━━━━━ Exercise input ━━━━━

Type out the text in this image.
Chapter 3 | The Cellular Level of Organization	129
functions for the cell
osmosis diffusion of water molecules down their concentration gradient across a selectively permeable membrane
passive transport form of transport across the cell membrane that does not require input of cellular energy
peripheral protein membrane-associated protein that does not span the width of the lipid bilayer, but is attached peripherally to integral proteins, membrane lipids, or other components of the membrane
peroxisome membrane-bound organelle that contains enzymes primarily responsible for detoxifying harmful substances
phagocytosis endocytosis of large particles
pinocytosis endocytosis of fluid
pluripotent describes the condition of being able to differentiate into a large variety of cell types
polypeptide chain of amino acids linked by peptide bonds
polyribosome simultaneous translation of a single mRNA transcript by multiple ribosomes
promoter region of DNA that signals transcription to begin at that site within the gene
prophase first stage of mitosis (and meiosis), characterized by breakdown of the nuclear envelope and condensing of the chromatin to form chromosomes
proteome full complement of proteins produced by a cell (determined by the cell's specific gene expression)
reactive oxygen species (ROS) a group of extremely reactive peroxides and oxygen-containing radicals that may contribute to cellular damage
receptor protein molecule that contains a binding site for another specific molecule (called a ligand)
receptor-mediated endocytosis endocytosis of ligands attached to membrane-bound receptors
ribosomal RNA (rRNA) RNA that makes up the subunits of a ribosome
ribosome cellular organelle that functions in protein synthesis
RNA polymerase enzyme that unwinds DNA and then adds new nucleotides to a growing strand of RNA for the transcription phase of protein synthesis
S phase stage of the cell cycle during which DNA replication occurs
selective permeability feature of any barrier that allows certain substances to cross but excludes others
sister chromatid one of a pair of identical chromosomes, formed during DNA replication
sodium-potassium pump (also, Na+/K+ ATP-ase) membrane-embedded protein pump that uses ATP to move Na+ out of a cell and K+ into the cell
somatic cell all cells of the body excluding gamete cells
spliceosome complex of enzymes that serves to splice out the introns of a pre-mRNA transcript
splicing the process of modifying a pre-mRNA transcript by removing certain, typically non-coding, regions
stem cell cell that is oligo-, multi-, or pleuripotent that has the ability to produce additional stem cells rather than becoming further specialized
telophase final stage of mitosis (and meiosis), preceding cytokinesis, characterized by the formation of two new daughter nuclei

━━━━━

**Work task**
Return each full line of the entries that contains the word "across".

**Answer to the exercise**
osmosis diffusion of water molecules down their concentration gradient across a selectively permeable membrane
passive transport form of transport across the cell membrane that does not require input of cellular energy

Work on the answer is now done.